## Problem description:
Extract the text of every entry below exactly; leave images out.

^^^^

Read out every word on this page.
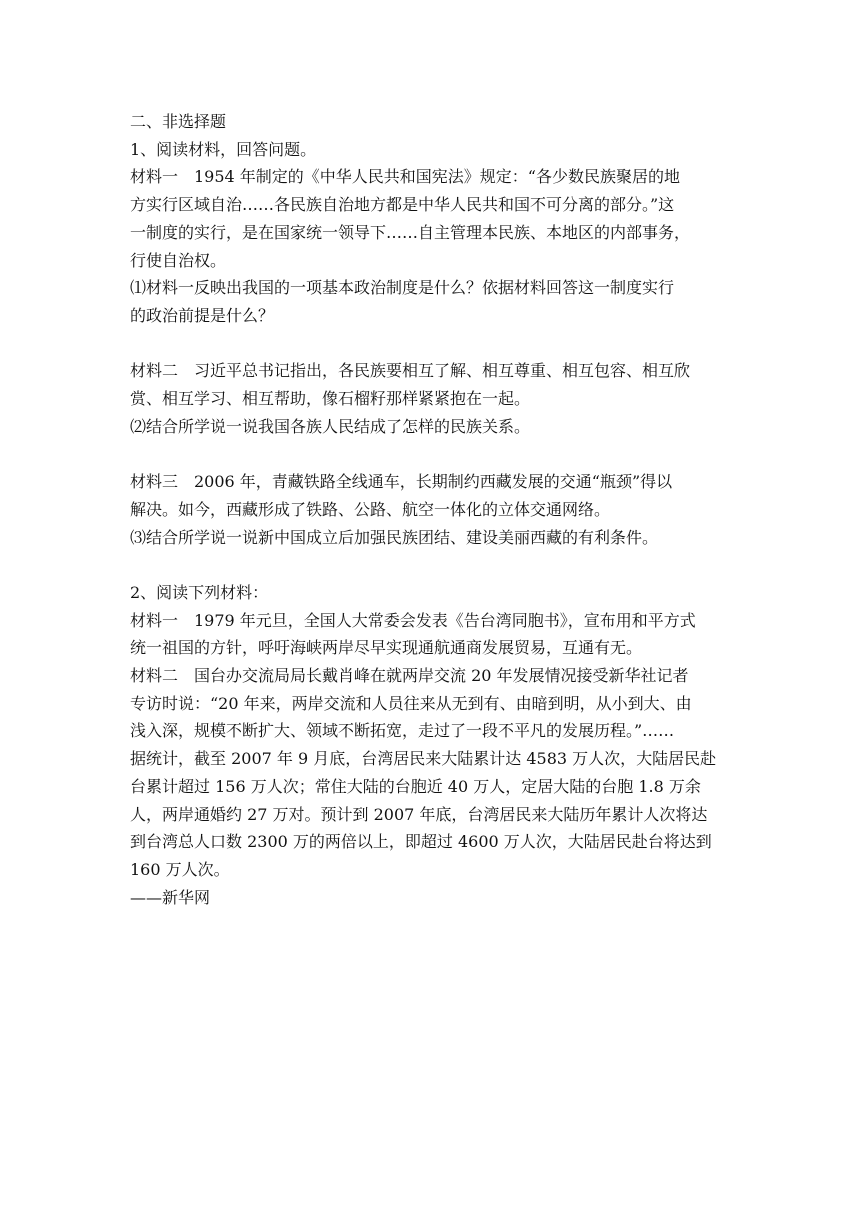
二、非选择题

1、阅读材料，回答问题。

材料一　1954 年制定的《中华人民共和国宪法》规定：“各少数民族聚居的地

方实行区域自治……各民族自治地方都是中华人民共和国不可分离的部分。”这

一制度的实行，是在国家统一领导下……自主管理本民族、本地区的内部事务，

行使自治权。

⑴材料一反映出我国的一项基本政治制度是什么？依据材料回答这一制度实行

的政治前提是什么？

材料二　习近平总书记指出，各民族要相互了解、相互尊重、相互包容、相互欣

赏、相互学习、相互帮助，像石榴籽那样紧紧抱在一起。

⑵结合所学说一说我国各族人民结成了怎样的民族关系。

材料三　2006 年，青藏铁路全线通车，长期制约西藏发展的交通“瓶颈”得以

解决。如今，西藏形成了铁路、公路、航空一体化的立体交通网络。

⑶结合所学说一说新中国成立后加强民族团结、建设美丽西藏的有利条件。

2、阅读下列材料：

材料一　1979 年元旦，全国人大常委会发表《告台湾同胞书》，宣布用和平方式

统一祖国的方针，呼吁海峡两岸尽早实现通航通商发展贸易，互通有无。

材料二　国台办交流局局长戴肖峰在就两岸交流 20 年发展情况接受新华社记者

专访时说：“20 年来，两岸交流和人员往来从无到有、由暗到明，从小到大、由

浅入深，规模不断扩大、领域不断拓宽，走过了一段不平凡的发展历程。”……

据统计，截至 2007 年 9 月底，台湾居民来大陆累计达 4583 万人次，大陆居民赴

台累计超过 156 万人次；常住大陆的台胞近 40 万人，定居大陆的台胞 1.8 万余

人，两岸通婚约 27 万对。预计到 2007 年底，台湾居民来大陆历年累计人次将达

到台湾总人口数 2300 万的两倍以上，即超过 4600 万人次，大陆居民赴台将达到

160 万人次。

——新华网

^^^^

## Response:
Read out every word on this page.
二、非选择题

1、阅读材料，回答问题。

材料一　1954 年制定的《中华人民共和国宪法》规定：“各少数民族聚居的地

方实行区域自治……各民族自治地方都是中华人民共和国不可分离的部分。”这

一制度的实行，是在国家统一领导下……自主管理本民族、本地区的内部事务，

行使自治权。

⑴材料一反映出我国的一项基本政治制度是什么？依据材料回答这一制度实行

的政治前提是什么？

材料二　习近平总书记指出，各民族要相互了解、相互尊重、相互包容、相互欣

赏、相互学习、相互帮助，像石榴籽那样紧紧抱在一起。

⑵结合所学说一说我国各族人民结成了怎样的民族关系。

材料三　2006 年，青藏铁路全线通车，长期制约西藏发展的交通“瓶颈”得以

解决。如今，西藏形成了铁路、公路、航空一体化的立体交通网络。

⑶结合所学说一说新中国成立后加强民族团结、建设美丽西藏的有利条件。

2、阅读下列材料：

材料一　1979 年元旦，全国人大常委会发表《告台湾同胞书》，宣布用和平方式

统一祖国的方针，呼吁海峡两岸尽早实现通航通商发展贸易，互通有无。

材料二　国台办交流局局长戴肖峰在就两岸交流 20 年发展情况接受新华社记者

专访时说：“20 年来，两岸交流和人员往来从无到有、由暗到明，从小到大、由

浅入深，规模不断扩大、领域不断拓宽，走过了一段不平凡的发展历程。”……

据统计，截至 2007 年 9 月底，台湾居民来大陆累计达 4583 万人次，大陆居民赴

台累计超过 156 万人次；常住大陆的台胞近 40 万人，定居大陆的台胞 1.8 万余

人，两岸通婚约 27 万对。预计到 2007 年底，台湾居民来大陆历年累计人次将达

到台湾总人口数 2300 万的两倍以上，即超过 4600 万人次，大陆居民赴台将达到

160 万人次。

——新华网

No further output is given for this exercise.